Items listed in a dataset:
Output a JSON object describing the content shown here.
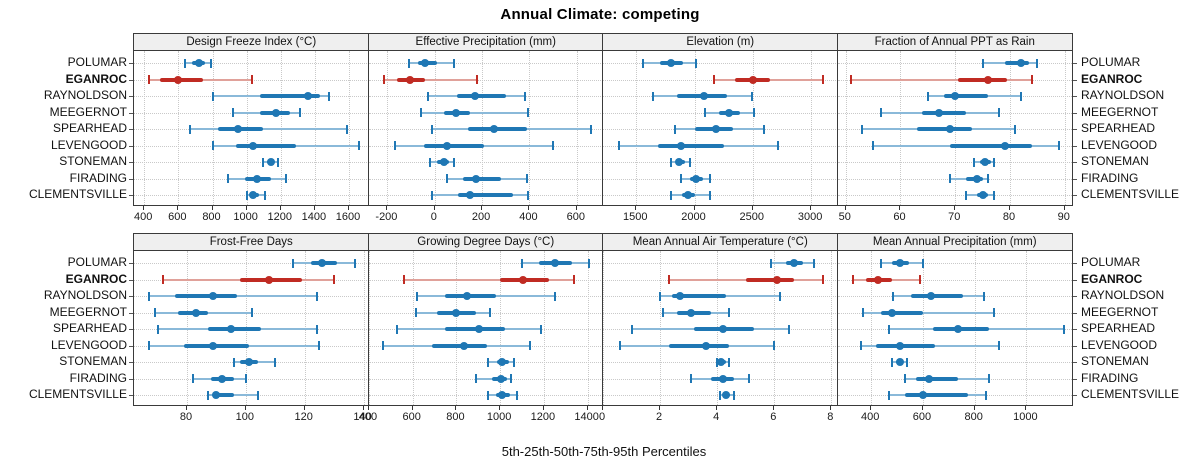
{
  "title": "Annual Climate: competing",
  "xlabel": "5th-25th-50th-75th-95th Percentiles",
  "colors": {
    "blue": "#1f77b4",
    "blue_light": "#8ab9d9",
    "red": "#c02b23",
    "red_light": "#e0a19a",
    "grid": "#c9c9c9",
    "strip_bg": "#efefef",
    "panel_border": "#3a3a3a"
  },
  "locations": [
    {
      "label": "POLUMAR",
      "bold": false
    },
    {
      "label": "EGANROC",
      "bold": true
    },
    {
      "label": "RAYNOLDSON",
      "bold": false
    },
    {
      "label": "MEEGERNOT",
      "bold": false
    },
    {
      "label": "SPEARHEAD",
      "bold": false
    },
    {
      "label": "LEVENGOOD",
      "bold": false
    },
    {
      "label": "STONEMAN",
      "bold": false
    },
    {
      "label": "FIRADING",
      "bold": false
    },
    {
      "label": "CLEMENTSVILLE",
      "bold": false
    }
  ],
  "chart_data": {
    "type": "dotplot-percentiles",
    "percentiles": [
      5,
      25,
      50,
      75,
      95
    ],
    "highlight_row": "EGANROC",
    "legend_note": "thin line = 5th-95th, thick bar = 25th-75th, dot = median",
    "panels": [
      {
        "title": "Design Freeze Index (°C)",
        "grid_row": 0,
        "grid_col": 0,
        "xlim": [
          340,
          1720
        ],
        "ticks": [
          400,
          600,
          800,
          1000,
          1200,
          1400,
          1600
        ],
        "series": [
          {
            "name": "POLUMAR",
            "values": [
              640,
              680,
              720,
              755,
              790
            ]
          },
          {
            "name": "EGANROC",
            "values": [
              425,
              490,
              600,
              745,
              1030
            ]
          },
          {
            "name": "RAYNOLDSON",
            "values": [
              800,
              1080,
              1360,
              1430,
              1480
            ]
          },
          {
            "name": "MEEGERNOT",
            "values": [
              920,
              1080,
              1170,
              1255,
              1310
            ]
          },
          {
            "name": "SPEARHEAD",
            "values": [
              670,
              835,
              950,
              1095,
              1590
            ]
          },
          {
            "name": "LEVENGOOD",
            "values": [
              800,
              935,
              1040,
              1290,
              1660
            ]
          },
          {
            "name": "STONEMAN",
            "values": [
              1095,
              1120,
              1140,
              1160,
              1185
            ]
          },
          {
            "name": "FIRADING",
            "values": [
              890,
              990,
              1060,
              1145,
              1230
            ]
          },
          {
            "name": "CLEMENTSVILLE",
            "values": [
              1000,
              1022,
              1040,
              1070,
              1105
            ]
          }
        ]
      },
      {
        "title": "Effective Precipitation (mm)",
        "grid_row": 0,
        "grid_col": 1,
        "xlim": [
          -280,
          715
        ],
        "ticks": [
          -200,
          0,
          200,
          400,
          600
        ],
        "series": [
          {
            "name": "POLUMAR",
            "values": [
              -110,
              -70,
              -40,
              10,
              80
            ]
          },
          {
            "name": "EGANROC",
            "values": [
              -215,
              -160,
              -105,
              -40,
              180
            ]
          },
          {
            "name": "RAYNOLDSON",
            "values": [
              -30,
              95,
              170,
              300,
              380
            ]
          },
          {
            "name": "MEEGERNOT",
            "values": [
              -60,
              40,
              90,
              150,
              395
            ]
          },
          {
            "name": "SPEARHEAD",
            "values": [
              -10,
              140,
              250,
              390,
              660
            ]
          },
          {
            "name": "LEVENGOOD",
            "values": [
              -170,
              -45,
              50,
              210,
              500
            ]
          },
          {
            "name": "STONEMAN",
            "values": [
              -20,
              10,
              40,
              60,
              80
            ]
          },
          {
            "name": "FIRADING",
            "values": [
              50,
              120,
              175,
              280,
              390
            ]
          },
          {
            "name": "CLEMENTSVILLE",
            "values": [
              -10,
              100,
              150,
              330,
              395
            ]
          }
        ]
      },
      {
        "title": "Elevation (m)",
        "grid_row": 0,
        "grid_col": 2,
        "xlim": [
          1215,
          3235
        ],
        "ticks": [
          1500,
          2000,
          2500,
          3000
        ],
        "series": [
          {
            "name": "POLUMAR",
            "values": [
              1560,
              1700,
              1800,
              1900,
              2010
            ]
          },
          {
            "name": "EGANROC",
            "values": [
              2170,
              2350,
              2500,
              2650,
              3100
            ]
          },
          {
            "name": "RAYNOLDSON",
            "values": [
              1640,
              1850,
              2080,
              2280,
              2490
            ]
          },
          {
            "name": "MEEGERNOT",
            "values": [
              2090,
              2210,
              2300,
              2390,
              2510
            ]
          },
          {
            "name": "SPEARHEAD",
            "values": [
              1830,
              2000,
              2180,
              2330,
              2600
            ]
          },
          {
            "name": "LEVENGOOD",
            "values": [
              1350,
              1690,
              1880,
              2250,
              2720
            ]
          },
          {
            "name": "STONEMAN",
            "values": [
              1795,
              1840,
              1870,
              1915,
              1965
            ]
          },
          {
            "name": "FIRADING",
            "values": [
              1880,
              1960,
              2010,
              2070,
              2130
            ]
          },
          {
            "name": "CLEMENTSVILLE",
            "values": [
              1800,
              1890,
              1940,
              2000,
              2130
            ]
          }
        ]
      },
      {
        "title": "Fraction of Annual PPT as Rain",
        "grid_row": 0,
        "grid_col": 3,
        "xlim": [
          48.5,
          91.5
        ],
        "ticks": [
          50,
          60,
          70,
          80,
          90
        ],
        "series": [
          {
            "name": "POLUMAR",
            "values": [
              75,
              79,
              82,
              83.5,
              85
            ]
          },
          {
            "name": "EGANROC",
            "values": [
              51,
              70.5,
              76,
              79.5,
              84
            ]
          },
          {
            "name": "RAYNOLDSON",
            "values": [
              65,
              68,
              70,
              76,
              82
            ]
          },
          {
            "name": "MEEGERNOT",
            "values": [
              56.5,
              64,
              67,
              72,
              78
            ]
          },
          {
            "name": "SPEARHEAD",
            "values": [
              53,
              63,
              69,
              73,
              81
            ]
          },
          {
            "name": "LEVENGOOD",
            "values": [
              55,
              69,
              79,
              84,
              89
            ]
          },
          {
            "name": "STONEMAN",
            "values": [
              73.5,
              74.5,
              75.5,
              76.5,
              77
            ]
          },
          {
            "name": "FIRADING",
            "values": [
              69,
              72,
              74,
              75,
              76
            ]
          },
          {
            "name": "CLEMENTSVILLE",
            "values": [
              72,
              74,
              75,
              76,
              77
            ]
          }
        ]
      },
      {
        "title": "Frost-Free Days",
        "grid_row": 1,
        "grid_col": 0,
        "xlim": [
          62,
          142
        ],
        "ticks": [
          80,
          100,
          120,
          140
        ],
        "series": [
          {
            "name": "POLUMAR",
            "values": [
              116,
              122,
              126,
              131,
              137
            ]
          },
          {
            "name": "EGANROC",
            "values": [
              72,
              98,
              108,
              119,
              130
            ]
          },
          {
            "name": "RAYNOLDSON",
            "values": [
              67,
              76,
              89,
              97,
              124
            ]
          },
          {
            "name": "MEEGERNOT",
            "values": [
              69,
              77,
              83,
              87,
              102
            ]
          },
          {
            "name": "SPEARHEAD",
            "values": [
              70,
              87,
              95,
              105,
              124
            ]
          },
          {
            "name": "LEVENGOOD",
            "values": [
              67,
              79,
              89,
              101,
              125
            ]
          },
          {
            "name": "STONEMAN",
            "values": [
              96,
              98,
              101,
              104,
              110
            ]
          },
          {
            "name": "FIRADING",
            "values": [
              82,
              88,
              92,
              96,
              100
            ]
          },
          {
            "name": "CLEMENTSVILLE",
            "values": [
              87,
              89,
              90,
              96,
              104
            ]
          }
        ]
      },
      {
        "title": "Growing Degree Days (°C)",
        "grid_row": 1,
        "grid_col": 1,
        "xlim": [
          398,
          1475
        ],
        "ticks": [
          400,
          600,
          800,
          1000,
          1200,
          1400
        ],
        "series": [
          {
            "name": "POLUMAR",
            "values": [
              1100,
              1180,
              1250,
              1330,
              1405
            ]
          },
          {
            "name": "EGANROC",
            "values": [
              560,
              1000,
              1105,
              1225,
              1340
            ]
          },
          {
            "name": "RAYNOLDSON",
            "values": [
              620,
              750,
              850,
              980,
              1250
            ]
          },
          {
            "name": "MEEGERNOT",
            "values": [
              615,
              710,
              800,
              890,
              955
            ]
          },
          {
            "name": "SPEARHEAD",
            "values": [
              530,
              750,
              905,
              1020,
              1185
            ]
          },
          {
            "name": "LEVENGOOD",
            "values": [
              465,
              690,
              835,
              940,
              1135
            ]
          },
          {
            "name": "STONEMAN",
            "values": [
              945,
              985,
              1010,
              1040,
              1065
            ]
          },
          {
            "name": "FIRADING",
            "values": [
              890,
              965,
              1005,
              1030,
              1050
            ]
          },
          {
            "name": "CLEMENTSVILLE",
            "values": [
              945,
              980,
              1010,
              1045,
              1075
            ]
          }
        ]
      },
      {
        "title": "Mean Annual Air Temperature (°C)",
        "grid_row": 1,
        "grid_col": 2,
        "xlim": [
          0,
          8.25
        ],
        "ticks": [
          0,
          2,
          4,
          6,
          8
        ],
        "series": [
          {
            "name": "POLUMAR",
            "values": [
              5.9,
              6.4,
              6.7,
              7.0,
              7.4
            ]
          },
          {
            "name": "EGANROC",
            "values": [
              2.3,
              5.0,
              6.1,
              6.7,
              7.7
            ]
          },
          {
            "name": "RAYNOLDSON",
            "values": [
              2.0,
              2.4,
              2.7,
              4.3,
              6.2
            ]
          },
          {
            "name": "MEEGERNOT",
            "values": [
              2.1,
              2.6,
              3.1,
              3.8,
              4.4
            ]
          },
          {
            "name": "SPEARHEAD",
            "values": [
              1.0,
              3.2,
              4.2,
              5.3,
              6.5
            ]
          },
          {
            "name": "LEVENGOOD",
            "values": [
              0.6,
              2.3,
              3.6,
              4.4,
              6.0
            ]
          },
          {
            "name": "STONEMAN",
            "values": [
              4.0,
              4.1,
              4.15,
              4.3,
              4.4
            ]
          },
          {
            "name": "FIRADING",
            "values": [
              3.1,
              3.8,
              4.2,
              4.6,
              5.1
            ]
          },
          {
            "name": "CLEMENTSVILLE",
            "values": [
              4.1,
              4.2,
              4.3,
              4.45,
              4.6
            ]
          }
        ]
      },
      {
        "title": "Mean Annual Precipitation (mm)",
        "grid_row": 1,
        "grid_col": 3,
        "xlim": [
          270,
          1180
        ],
        "ticks": [
          400,
          600,
          800,
          1000
        ],
        "series": [
          {
            "name": "POLUMAR",
            "values": [
              440,
              480,
              510,
              545,
              600
            ]
          },
          {
            "name": "EGANROC",
            "values": [
              330,
              380,
              425,
              480,
              590
            ]
          },
          {
            "name": "RAYNOLDSON",
            "values": [
              485,
              555,
              630,
              755,
              835
            ]
          },
          {
            "name": "MEEGERNOT",
            "values": [
              370,
              440,
              480,
              600,
              875
            ]
          },
          {
            "name": "SPEARHEAD",
            "values": [
              470,
              640,
              735,
              855,
              1145
            ]
          },
          {
            "name": "LEVENGOOD",
            "values": [
              360,
              420,
              510,
              645,
              895
            ]
          },
          {
            "name": "STONEMAN",
            "values": [
              480,
              495,
              510,
              525,
              540
            ]
          },
          {
            "name": "FIRADING",
            "values": [
              530,
              575,
              625,
              735,
              855
            ]
          },
          {
            "name": "CLEMENTSVILLE",
            "values": [
              470,
              530,
              600,
              775,
              845
            ]
          }
        ]
      }
    ]
  }
}
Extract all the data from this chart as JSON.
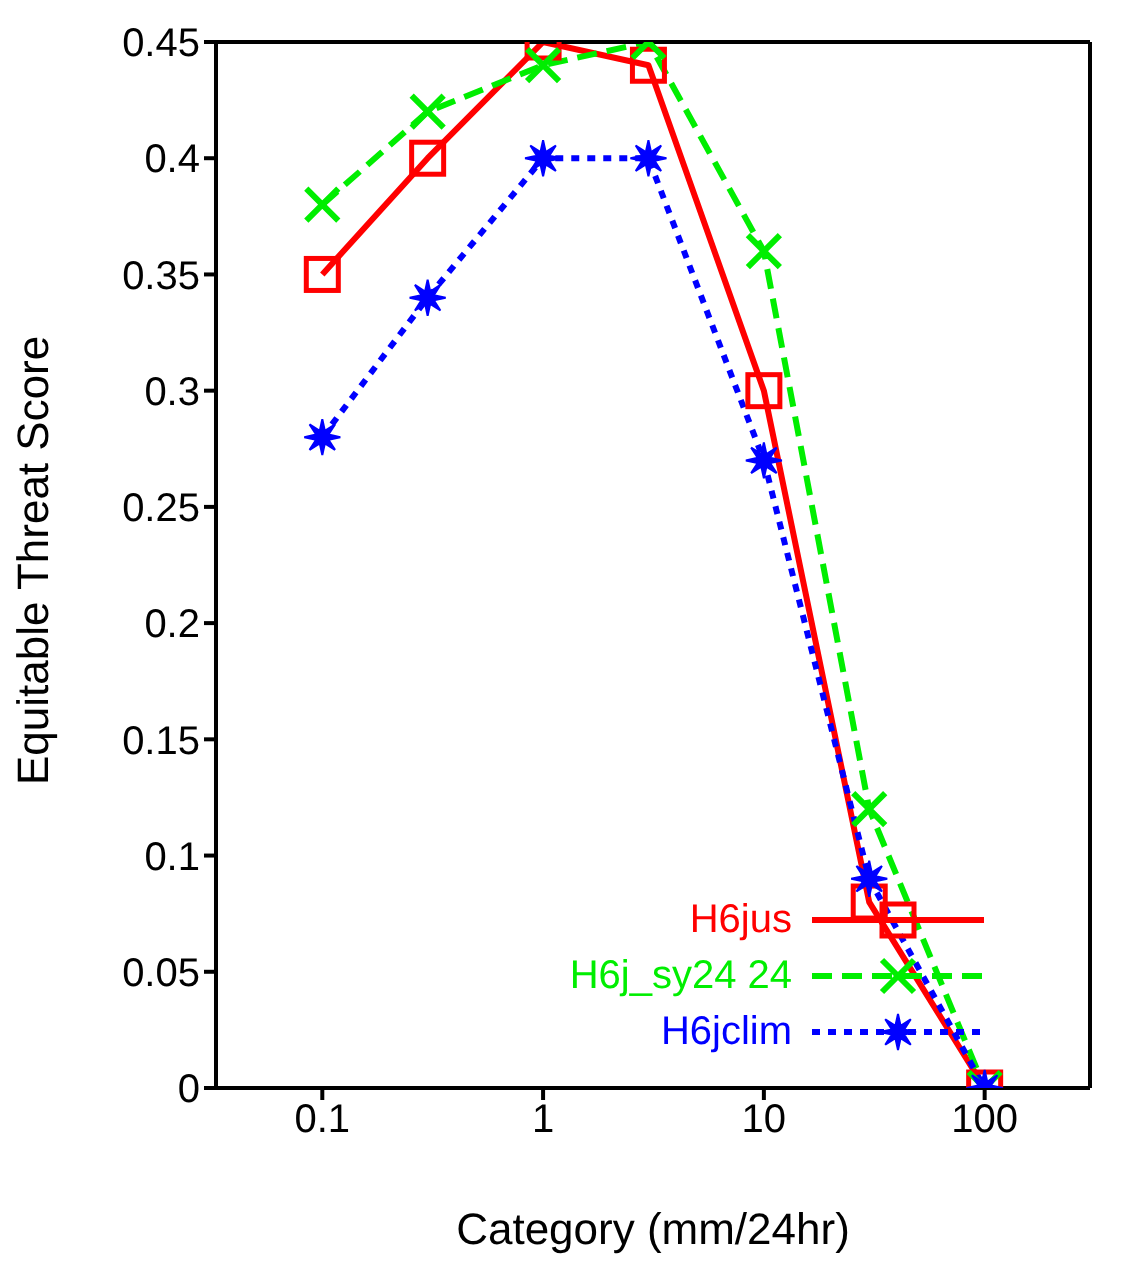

● YOUR OBJECTIVE: Your task is to pick out every line with the string "JSON" and copy it.

● WRITTEN SOLUTION:
Output a JSON object describing the content shown here.
Extract all the data from this chart as JSON.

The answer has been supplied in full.